AIM — Read the records and gather each line that includes "三个代表".

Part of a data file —
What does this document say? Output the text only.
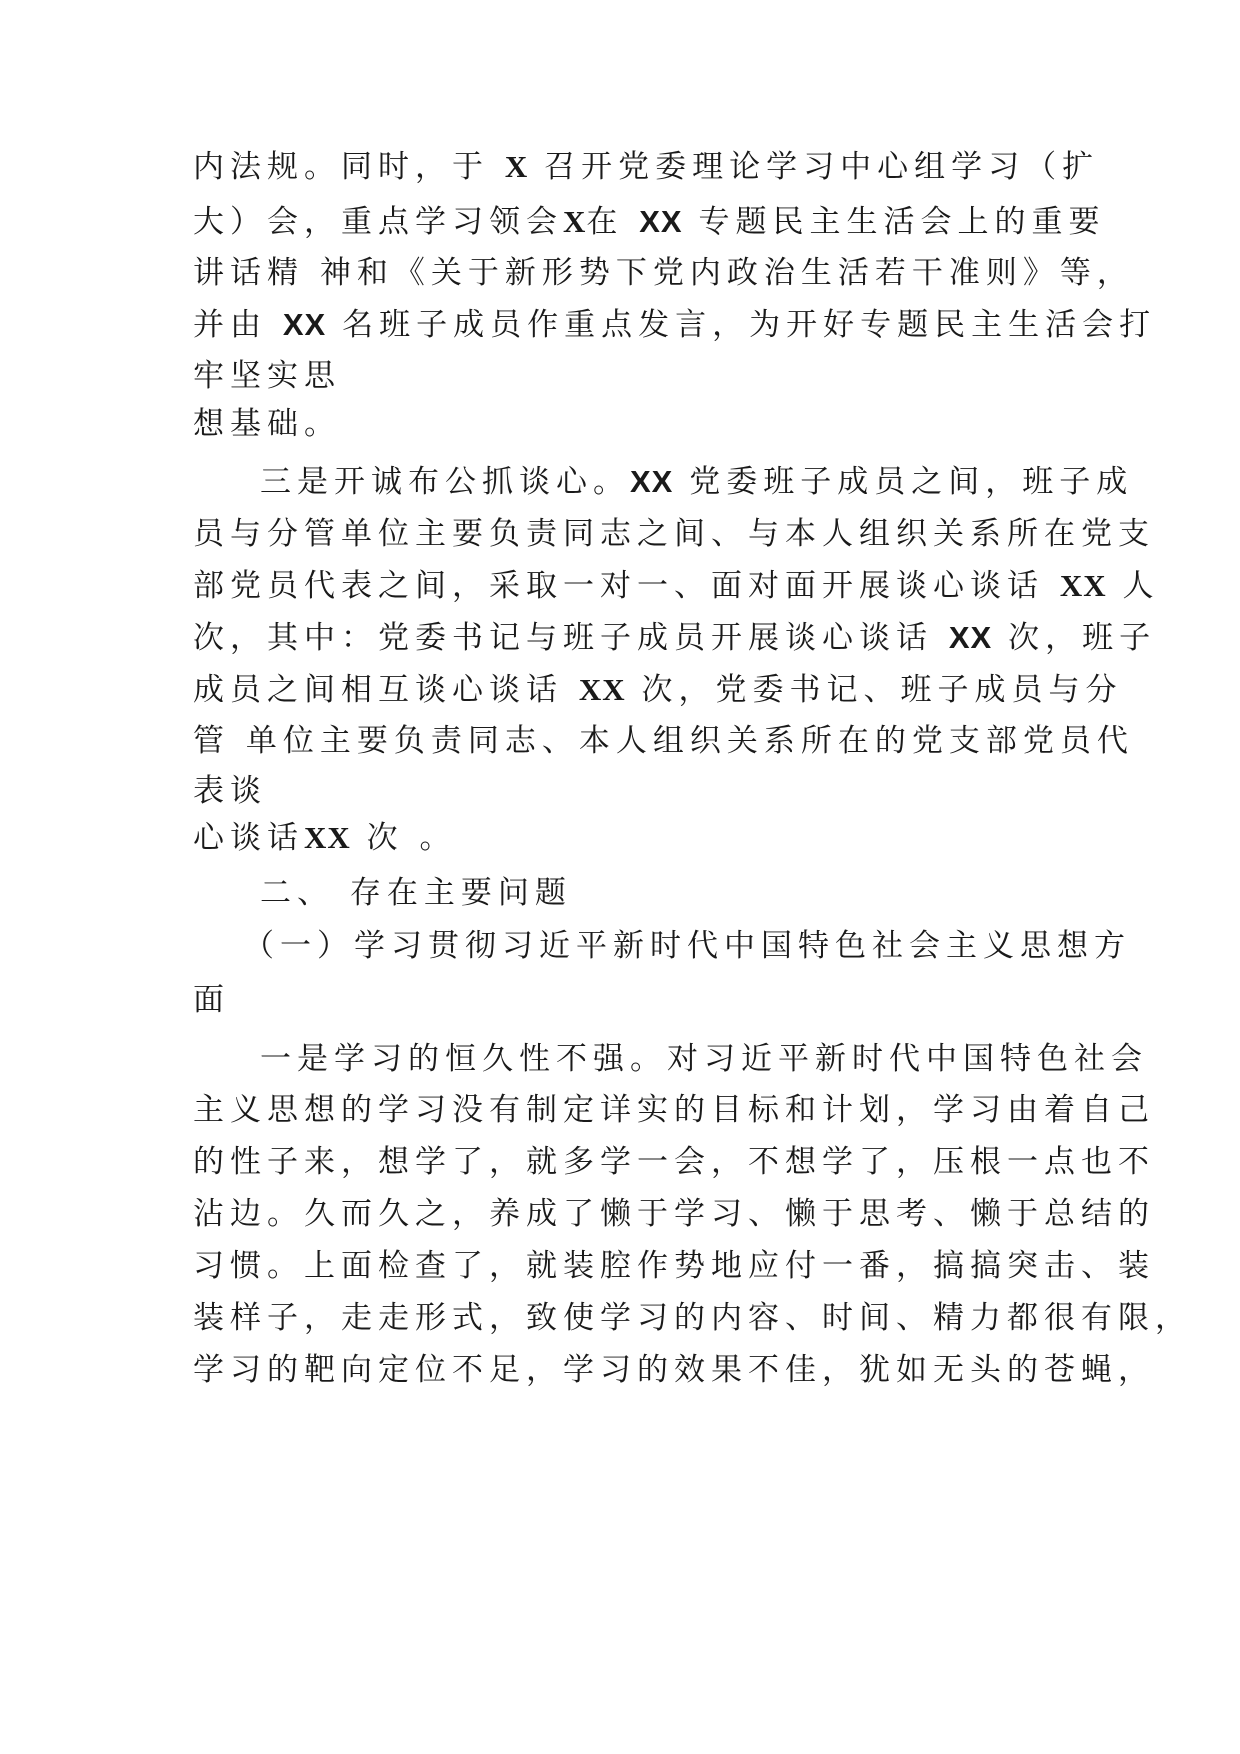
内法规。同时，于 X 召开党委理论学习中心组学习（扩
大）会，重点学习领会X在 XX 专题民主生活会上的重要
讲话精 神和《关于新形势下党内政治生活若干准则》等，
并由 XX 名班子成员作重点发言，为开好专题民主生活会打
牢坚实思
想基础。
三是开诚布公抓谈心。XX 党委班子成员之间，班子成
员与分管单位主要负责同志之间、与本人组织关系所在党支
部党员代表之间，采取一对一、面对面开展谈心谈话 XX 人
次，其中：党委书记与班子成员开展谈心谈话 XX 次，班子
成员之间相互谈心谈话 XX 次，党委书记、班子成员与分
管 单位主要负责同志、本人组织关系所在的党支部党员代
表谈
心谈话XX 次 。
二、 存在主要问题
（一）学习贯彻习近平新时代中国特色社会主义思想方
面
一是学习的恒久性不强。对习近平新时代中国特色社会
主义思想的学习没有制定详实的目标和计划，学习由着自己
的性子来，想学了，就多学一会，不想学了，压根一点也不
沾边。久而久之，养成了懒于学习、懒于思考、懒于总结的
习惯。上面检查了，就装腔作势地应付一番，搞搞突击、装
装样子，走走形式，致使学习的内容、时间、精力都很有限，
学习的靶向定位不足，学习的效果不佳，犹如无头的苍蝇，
==
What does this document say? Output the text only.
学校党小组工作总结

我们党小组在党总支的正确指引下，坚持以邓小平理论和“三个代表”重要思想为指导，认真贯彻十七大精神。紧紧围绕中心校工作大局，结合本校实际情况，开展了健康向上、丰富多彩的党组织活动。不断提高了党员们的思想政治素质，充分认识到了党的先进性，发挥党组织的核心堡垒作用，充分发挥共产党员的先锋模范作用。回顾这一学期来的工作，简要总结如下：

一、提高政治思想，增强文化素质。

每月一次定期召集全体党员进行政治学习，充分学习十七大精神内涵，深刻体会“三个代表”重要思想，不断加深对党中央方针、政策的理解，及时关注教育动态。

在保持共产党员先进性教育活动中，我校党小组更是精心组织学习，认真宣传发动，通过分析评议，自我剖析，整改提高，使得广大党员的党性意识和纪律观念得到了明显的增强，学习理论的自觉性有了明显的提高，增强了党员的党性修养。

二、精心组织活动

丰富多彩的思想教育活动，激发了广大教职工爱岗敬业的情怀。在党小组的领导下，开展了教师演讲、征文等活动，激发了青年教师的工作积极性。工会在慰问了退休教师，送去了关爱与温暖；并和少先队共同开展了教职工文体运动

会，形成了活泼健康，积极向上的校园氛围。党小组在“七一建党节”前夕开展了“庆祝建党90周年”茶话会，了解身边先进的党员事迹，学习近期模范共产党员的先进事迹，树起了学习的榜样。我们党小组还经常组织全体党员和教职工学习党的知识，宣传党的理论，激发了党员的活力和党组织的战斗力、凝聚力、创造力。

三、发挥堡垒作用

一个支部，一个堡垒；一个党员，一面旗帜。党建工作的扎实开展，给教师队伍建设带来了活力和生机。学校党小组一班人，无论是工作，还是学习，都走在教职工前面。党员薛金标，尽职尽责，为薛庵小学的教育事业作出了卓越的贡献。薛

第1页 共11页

EXPECTED ANSWER —
我们党小组在党总支的正确指引下，坚持以邓小平理论和“三个代表”重要思想为指导，认真贯彻十七大精神。紧紧围绕中心校工作大局，结合本校实际情况，开展了健康向上、丰富多彩的党组织活动。不断提高了党员们的思想政治素质，充分认识到了党的先进性，发挥党组织的核心堡垒作用，充分发挥共产党员的先锋模范作用。回顾这一学期来的工作，简要总结如下：
每月一次定期召集全体党员进行政治学习，充分学习十七大精神内涵，深刻体会“三个代表”重要思想，不断加深对党中央方针、政策的理解，及时关注教育动态。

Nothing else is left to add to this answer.